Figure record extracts

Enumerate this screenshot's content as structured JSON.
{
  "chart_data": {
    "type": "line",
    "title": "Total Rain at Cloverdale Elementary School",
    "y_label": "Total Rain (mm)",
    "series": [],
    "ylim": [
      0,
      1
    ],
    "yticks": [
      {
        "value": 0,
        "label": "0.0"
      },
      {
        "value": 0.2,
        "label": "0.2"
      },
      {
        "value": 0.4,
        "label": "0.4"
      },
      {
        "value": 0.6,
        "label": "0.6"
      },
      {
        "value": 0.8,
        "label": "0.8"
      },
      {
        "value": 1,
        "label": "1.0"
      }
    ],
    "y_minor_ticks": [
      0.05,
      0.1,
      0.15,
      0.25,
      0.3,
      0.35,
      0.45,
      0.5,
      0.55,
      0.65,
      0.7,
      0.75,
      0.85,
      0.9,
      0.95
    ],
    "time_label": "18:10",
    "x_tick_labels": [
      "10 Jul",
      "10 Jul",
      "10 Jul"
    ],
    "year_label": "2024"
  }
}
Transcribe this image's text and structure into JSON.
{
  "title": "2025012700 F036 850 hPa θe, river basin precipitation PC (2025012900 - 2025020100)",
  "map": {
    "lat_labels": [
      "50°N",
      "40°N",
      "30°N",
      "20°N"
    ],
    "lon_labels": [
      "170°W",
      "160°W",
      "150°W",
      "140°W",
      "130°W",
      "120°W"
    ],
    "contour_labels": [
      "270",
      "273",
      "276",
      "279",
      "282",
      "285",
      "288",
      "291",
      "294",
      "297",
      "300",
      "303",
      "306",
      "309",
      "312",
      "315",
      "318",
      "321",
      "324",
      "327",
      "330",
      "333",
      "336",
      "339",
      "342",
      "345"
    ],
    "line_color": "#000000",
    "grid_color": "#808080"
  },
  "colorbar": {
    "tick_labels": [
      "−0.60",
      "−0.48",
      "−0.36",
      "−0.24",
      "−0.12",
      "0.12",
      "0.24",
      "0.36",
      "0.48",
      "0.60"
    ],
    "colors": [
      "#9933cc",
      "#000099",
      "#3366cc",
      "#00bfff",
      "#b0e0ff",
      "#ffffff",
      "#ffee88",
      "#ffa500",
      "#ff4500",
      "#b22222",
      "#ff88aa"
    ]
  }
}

=== Requirements ===
Produce a verbatim transcription of the entries above.

=== Task response ===
Enumerate this screenshot's content as structured JSON.
{
  "chart_data": {
    "type": "line",
    "title": "Total Rain at Cloverdale Elementary School",
    "y_label": "Total Rain (mm)",
    "series": [],
    "ylim": [
      0,
      1
    ],
    "yticks": [
      {
        "value": 0,
        "label": "0.0"
      },
      {
        "value": 0.2,
        "label": "0.2"
      },
      {
        "value": 0.4,
        "label": "0.4"
      },
      {
        "value": 0.6,
        "label": "0.6"
      },
      {
        "value": 0.8,
        "label": "0.8"
      },
      {
        "value": 1,
        "label": "1.0"
      }
    ],
    "y_minor_ticks": [
      0.05,
      0.1,
      0.15,
      0.25,
      0.3,
      0.35,
      0.45,
      0.5,
      0.55,
      0.65,
      0.7,
      0.75,
      0.85,
      0.9,
      0.95
    ],
    "time_label": "18:10",
    "x_tick_labels": [
      "10 Jul",
      "10 Jul",
      "10 Jul"
    ],
    "year_label": "2024"
  }
}
Transcribe this image's text and structure into JSON.
{
  "title": "2025012700 F036 850 hPa θe, river basin precipitation PC (2025012900 - 2025020100)",
  "map": {
    "lat_labels": [
      "50°N",
      "40°N",
      "30°N",
      "20°N"
    ],
    "lon_labels": [
      "170°W",
      "160°W",
      "150°W",
      "140°W",
      "130°W",
      "120°W"
    ],
    "contour_labels": [
      "270",
      "273",
      "276",
      "279",
      "282",
      "285",
      "288",
      "291",
      "294",
      "297",
      "300",
      "303",
      "306",
      "309",
      "312",
      "315",
      "318",
      "321",
      "324",
      "327",
      "330",
      "333",
      "336",
      "339",
      "342",
      "345"
    ],
    "line_color": "#000000",
    "grid_color": "#808080"
  },
  "colorbar": {
    "tick_labels": [
      "−0.60",
      "−0.48",
      "−0.36",
      "−0.24",
      "−0.12",
      "0.12",
      "0.24",
      "0.36",
      "0.48",
      "0.60"
    ],
    "colors": [
      "#9933cc",
      "#000099",
      "#3366cc",
      "#00bfff",
      "#b0e0ff",
      "#ffffff",
      "#ffee88",
      "#ffa500",
      "#ff4500",
      "#b22222",
      "#ff88aa"
    ]
  }
}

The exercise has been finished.